The year was 1971, and I was the Reuter correspondent in China during Mao’s latter years in the Cultural Revolution.

I was sitting with Clare Hollingworth talking to a rather obese high ranking Chinese army general.  

The said general then had the temerity to say to Clare: “And how old are you, comrade?”  It was a normal enough question to ask in China, and elsewhere in Asia.

Not for Clare Hollingworth. Clare answered in a furious voice: “How DARE you, Sir. How DARE you ask a lady her age.”

The general heaved himself up and slunk shame-facedly away and was not seen again.

There was no messing around with the lady who was first to report the start of the Second World War at the Polish border with Nazi Germany in 1939, and was still producing articles in her later nineties. 

At one stage, Clare came round to our house in Bangkok for dinner. I told her in advance that I had gotten married since I had last seen her in China. 

A ring came to the door and our Thai home help - we all had such luxuries in these days - went to open the door. Clare’s eyesight was already fading fast. She threw herself around the girl, and hugged her, and she hugged very few. She said: “My dear, let me congratulate on getting married to James…

Eventually things were straightened out.

--- EXERCISE INPUTS ---
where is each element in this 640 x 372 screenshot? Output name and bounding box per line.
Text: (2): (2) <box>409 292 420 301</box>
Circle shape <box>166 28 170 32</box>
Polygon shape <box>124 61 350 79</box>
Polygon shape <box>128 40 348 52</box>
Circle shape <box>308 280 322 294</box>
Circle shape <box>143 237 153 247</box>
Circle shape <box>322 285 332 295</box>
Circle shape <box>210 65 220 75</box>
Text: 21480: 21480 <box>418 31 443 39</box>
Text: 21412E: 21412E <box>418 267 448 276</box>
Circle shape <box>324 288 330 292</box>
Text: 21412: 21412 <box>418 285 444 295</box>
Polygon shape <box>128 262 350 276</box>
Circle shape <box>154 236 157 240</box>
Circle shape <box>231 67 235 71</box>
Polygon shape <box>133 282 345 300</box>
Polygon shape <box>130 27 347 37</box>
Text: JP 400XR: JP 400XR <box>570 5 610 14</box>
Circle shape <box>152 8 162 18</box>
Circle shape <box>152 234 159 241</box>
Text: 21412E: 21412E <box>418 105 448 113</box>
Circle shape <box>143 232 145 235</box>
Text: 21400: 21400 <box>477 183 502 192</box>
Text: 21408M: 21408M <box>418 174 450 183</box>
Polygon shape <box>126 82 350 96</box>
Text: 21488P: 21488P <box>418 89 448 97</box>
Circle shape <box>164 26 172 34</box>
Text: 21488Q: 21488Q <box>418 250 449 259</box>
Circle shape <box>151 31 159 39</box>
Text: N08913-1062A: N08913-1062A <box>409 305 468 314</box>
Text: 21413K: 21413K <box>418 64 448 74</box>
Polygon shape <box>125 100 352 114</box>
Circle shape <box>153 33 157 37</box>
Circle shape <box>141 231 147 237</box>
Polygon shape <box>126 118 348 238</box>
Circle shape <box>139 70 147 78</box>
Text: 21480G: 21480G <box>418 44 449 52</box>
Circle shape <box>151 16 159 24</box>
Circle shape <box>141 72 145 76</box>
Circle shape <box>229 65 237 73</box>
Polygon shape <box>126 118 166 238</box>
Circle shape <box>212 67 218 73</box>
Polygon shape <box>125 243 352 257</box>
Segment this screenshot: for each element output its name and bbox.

--- TASKS TO COMPLETE ---
#1 Reproduce the passage of the Clare Hollingworth anecdote from "Not for Clare" to "her later nineties." word for word.
#2 Write out the entries from their first line through the line containing "Circle shape <box>154 236 157 240</box>", both included, keeping every character as it appears.

--- THE SOLUTIONS ---
#1
Not for Clare Hollingworth. Clare answered in a furious voice: “How DARE you, Sir. How DARE you ask a lady her age.”

The general heaved himself up and slunk shame-facedly away and was not seen again.

There was no messing around with the lady who was first to report the start of the Second World War at the Polish border with Nazi Germany in 1939, and was still producing articles in her later nineties.

#2
where is each element in this 640 x 372 screenshot? Output name and bounding box per line.
Text: (2): (2) <box>409 292 420 301</box>
Circle shape <box>166 28 170 32</box>
Polygon shape <box>124 61 350 79</box>
Polygon shape <box>128 40 348 52</box>
Circle shape <box>308 280 322 294</box>
Circle shape <box>143 237 153 247</box>
Circle shape <box>322 285 332 295</box>
Circle shape <box>210 65 220 75</box>
Text: 21480: 21480 <box>418 31 443 39</box>
Text: 21412E: 21412E <box>418 267 448 276</box>
Circle shape <box>324 288 330 292</box>
Text: 21412: 21412 <box>418 285 444 295</box>
Polygon shape <box>128 262 350 276</box>
Circle shape <box>154 236 157 240</box>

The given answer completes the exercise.